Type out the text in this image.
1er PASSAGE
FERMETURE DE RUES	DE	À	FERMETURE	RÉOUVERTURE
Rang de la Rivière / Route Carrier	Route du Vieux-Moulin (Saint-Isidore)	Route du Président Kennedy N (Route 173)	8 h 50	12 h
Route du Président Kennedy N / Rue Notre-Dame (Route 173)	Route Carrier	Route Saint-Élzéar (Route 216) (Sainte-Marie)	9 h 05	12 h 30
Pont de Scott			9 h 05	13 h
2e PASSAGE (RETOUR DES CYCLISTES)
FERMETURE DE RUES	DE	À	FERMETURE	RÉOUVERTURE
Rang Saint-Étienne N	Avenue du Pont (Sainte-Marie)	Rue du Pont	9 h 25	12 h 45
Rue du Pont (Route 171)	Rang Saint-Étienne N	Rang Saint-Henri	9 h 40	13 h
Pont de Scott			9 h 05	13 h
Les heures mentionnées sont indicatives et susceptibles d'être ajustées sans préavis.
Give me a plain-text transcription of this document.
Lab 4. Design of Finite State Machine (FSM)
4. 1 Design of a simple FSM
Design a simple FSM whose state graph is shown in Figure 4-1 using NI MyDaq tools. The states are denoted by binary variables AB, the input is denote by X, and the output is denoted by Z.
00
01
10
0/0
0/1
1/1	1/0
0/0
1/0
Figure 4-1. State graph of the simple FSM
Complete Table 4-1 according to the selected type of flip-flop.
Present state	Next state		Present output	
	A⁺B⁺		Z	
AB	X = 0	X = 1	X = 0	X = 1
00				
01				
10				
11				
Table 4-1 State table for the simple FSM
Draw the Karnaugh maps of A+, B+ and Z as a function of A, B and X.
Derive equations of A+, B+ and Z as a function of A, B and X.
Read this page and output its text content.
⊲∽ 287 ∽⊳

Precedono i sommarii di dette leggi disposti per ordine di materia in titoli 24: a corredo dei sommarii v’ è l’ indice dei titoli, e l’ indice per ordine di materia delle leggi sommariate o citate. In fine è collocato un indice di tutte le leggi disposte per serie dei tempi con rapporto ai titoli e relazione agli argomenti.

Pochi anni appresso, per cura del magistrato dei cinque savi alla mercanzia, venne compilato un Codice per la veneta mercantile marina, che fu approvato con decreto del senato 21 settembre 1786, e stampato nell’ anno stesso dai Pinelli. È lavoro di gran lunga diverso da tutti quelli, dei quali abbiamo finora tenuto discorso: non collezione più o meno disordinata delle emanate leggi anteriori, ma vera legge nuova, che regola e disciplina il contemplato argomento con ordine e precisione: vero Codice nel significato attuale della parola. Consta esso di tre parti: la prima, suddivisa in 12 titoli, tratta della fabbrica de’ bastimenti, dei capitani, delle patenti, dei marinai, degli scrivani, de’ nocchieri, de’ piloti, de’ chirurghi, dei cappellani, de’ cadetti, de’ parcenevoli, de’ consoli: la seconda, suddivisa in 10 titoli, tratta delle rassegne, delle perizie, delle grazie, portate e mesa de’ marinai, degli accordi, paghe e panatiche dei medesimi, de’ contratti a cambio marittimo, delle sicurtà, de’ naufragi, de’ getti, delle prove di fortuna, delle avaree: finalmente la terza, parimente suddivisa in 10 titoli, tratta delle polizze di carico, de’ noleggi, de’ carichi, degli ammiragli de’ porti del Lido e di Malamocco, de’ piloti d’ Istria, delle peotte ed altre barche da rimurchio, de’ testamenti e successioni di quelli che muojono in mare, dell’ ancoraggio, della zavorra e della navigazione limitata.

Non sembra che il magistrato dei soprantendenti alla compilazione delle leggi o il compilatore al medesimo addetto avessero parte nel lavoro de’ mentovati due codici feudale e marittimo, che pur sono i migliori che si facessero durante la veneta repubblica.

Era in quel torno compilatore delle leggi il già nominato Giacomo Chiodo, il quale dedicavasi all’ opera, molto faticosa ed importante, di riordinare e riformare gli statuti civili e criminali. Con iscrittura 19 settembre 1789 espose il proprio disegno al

---*---

▶ **Exercise objective**: Provide an exact reproduction of all the entries shown above.

▶ **Task solution**:
Type out the text in this image.
1er PASSAGE
FERMETURE DE RUES	DE	À	FERMETURE	RÉOUVERTURE
Rang de la Rivière / Route Carrier	Route du Vieux-Moulin (Saint-Isidore)	Route du Président Kennedy N (Route 173)	8 h 50	12 h
Route du Président Kennedy N / Rue Notre-Dame (Route 173)	Route Carrier	Route Saint-Élzéar (Route 216) (Sainte-Marie)	9 h 05	12 h 30
Pont de Scott			9 h 05	13 h
2e PASSAGE (RETOUR DES CYCLISTES)
FERMETURE DE RUES	DE	À	FERMETURE	RÉOUVERTURE
Rang Saint-Étienne N	Avenue du Pont (Sainte-Marie)	Rue du Pont	9 h 25	12 h 45
Rue du Pont (Route 171)	Rang Saint-Étienne N	Rang Saint-Henri	9 h 40	13 h
Pont de Scott			9 h 05	13 h
Les heures mentionnées sont indicatives et susceptibles d'être ajustées sans préavis.
Give me a plain-text transcription of this document.
Lab 4. Design of Finite State Machine (FSM)
4. 1 Design of a simple FSM
Design a simple FSM whose state graph is shown in Figure 4-1 using NI MyDaq tools. The states are denoted by binary variables AB, the input is denote by X, and the output is denoted by Z.
00
01
10
0/0
0/1
1/1	1/0
0/0
1/0
Figure 4-1. State graph of the simple FSM
Complete Table 4-1 according to the selected type of flip-flop.
Present state	Next state		Present output	
	A⁺B⁺		Z	
AB	X = 0	X = 1	X = 0	X = 1
00				
01				
10				
11				
Table 4-1 State table for the simple FSM
Draw the Karnaugh maps of A+, B+ and Z as a function of A, B and X.
Derive equations of A+, B+ and Z as a function of A, B and X.
Read this page and output its text content.
⊲∽ 287 ∽⊳

Precedono i sommarii di dette leggi disposti per ordine di materia in titoli 24: a corredo dei sommarii v’ è l’ indice dei titoli, e l’ indice per ordine di materia delle leggi sommariate o citate. In fine è collocato un indice di tutte le leggi disposte per serie dei tempi con rapporto ai titoli e relazione agli argomenti.

Pochi anni appresso, per cura del magistrato dei cinque savi alla mercanzia, venne compilato un Codice per la veneta mercantile marina, che fu approvato con decreto del senato 21 settembre 1786, e stampato nell’ anno stesso dai Pinelli. È lavoro di gran lunga diverso da tutti quelli, dei quali abbiamo finora tenuto discorso: non collezione più o meno disordinata delle emanate leggi anteriori, ma vera legge nuova, che regola e disciplina il contemplato argomento con ordine e precisione: vero Codice nel significato attuale della parola. Consta esso di tre parti: la prima, suddivisa in 12 titoli, tratta della fabbrica de’ bastimenti, dei capitani, delle patenti, dei marinai, degli scrivani, de’ nocchieri, de’ piloti, de’ chirurghi, dei cappellani, de’ cadetti, de’ parcenevoli, de’ consoli: la seconda, suddivisa in 10 titoli, tratta delle rassegne, delle perizie, delle grazie, portate e mesa de’ marinai, degli accordi, paghe e panatiche dei medesimi, de’ contratti a cambio marittimo, delle sicurtà, de’ naufragi, de’ getti, delle prove di fortuna, delle avaree: finalmente la terza, parimente suddivisa in 10 titoli, tratta delle polizze di carico, de’ noleggi, de’ carichi, degli ammiragli de’ porti del Lido e di Malamocco, de’ piloti d’ Istria, delle peotte ed altre barche da rimurchio, de’ testamenti e successioni di quelli che muojono in mare, dell’ ancoraggio, della zavorra e della navigazione limitata.

Non sembra che il magistrato dei soprantendenti alla compilazione delle leggi o il compilatore al medesimo addetto avessero parte nel lavoro de’ mentovati due codici feudale e marittimo, che pur sono i migliori che si facessero durante la veneta repubblica.

Era in quel torno compilatore delle leggi il già nominato Giacomo Chiodo, il quale dedicavasi all’ opera, molto faticosa ed importante, di riordinare e riformare gli statuti civili e criminali. Con iscrittura 19 settembre 1789 espose il proprio disegno al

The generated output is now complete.